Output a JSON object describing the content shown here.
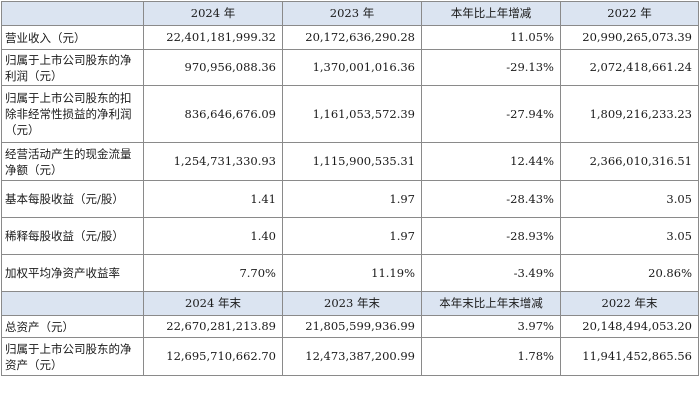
{
  "header1": {
    "label": "",
    "col1": "2024 年",
    "col2": "2023 年",
    "col3": "本年比上年增减",
    "col4": "2022 年"
  },
  "rows1": [
    {
      "label": "营业收入（元）",
      "v2024": "22,401,181,999.32",
      "v2023": "20,172,636,290.28",
      "change": "11.05%",
      "v2022": "20,990,265,073.39"
    },
    {
      "label": "归属于上市公司股东的净利润（元）",
      "v2024": "970,956,088.36",
      "v2023": "1,370,001,016.36",
      "change": "-29.13%",
      "v2022": "2,072,418,661.24"
    },
    {
      "label": "归属于上市公司股东的扣除非经常性损益的净利润（元）",
      "v2024": "836,646,676.09",
      "v2023": "1,161,053,572.39",
      "change": "-27.94%",
      "v2022": "1,809,216,233.23"
    },
    {
      "label": "经营活动产生的现金流量净额（元）",
      "v2024": "1,254,731,330.93",
      "v2023": "1,115,900,535.31",
      "change": "12.44%",
      "v2022": "2,366,010,316.51"
    },
    {
      "label": "基本每股收益（元/股）",
      "v2024": "1.41",
      "v2023": "1.97",
      "change": "-28.43%",
      "v2022": "3.05"
    },
    {
      "label": "稀释每股收益（元/股）",
      "v2024": "1.40",
      "v2023": "1.97",
      "change": "-28.93%",
      "v2022": "3.05"
    },
    {
      "label": "加权平均净资产收益率",
      "v2024": "7.70%",
      "v2023": "11.19%",
      "change": "-3.49%",
      "v2022": "20.86%"
    }
  ],
  "header2": {
    "label": "",
    "col1": "2024 年末",
    "col2": "2023 年末",
    "col3": "本年末比上年末增减",
    "col4": "2022 年末"
  },
  "rows2": [
    {
      "label": "总资产（元）",
      "v2024": "22,670,281,213.89",
      "v2023": "21,805,599,936.99",
      "change": "3.97%",
      "v2022": "20,148,494,053.20"
    },
    {
      "label": "归属于上市公司股东的净资产（元）",
      "v2024": "12,695,710,662.70",
      "v2023": "12,473,387,200.99",
      "change": "1.78%",
      "v2022": "11,941,452,865.56"
    }
  ]
}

+---+

• Exercise:
Write only the number of lines in the data above that include "change".

• Exercise answer:
9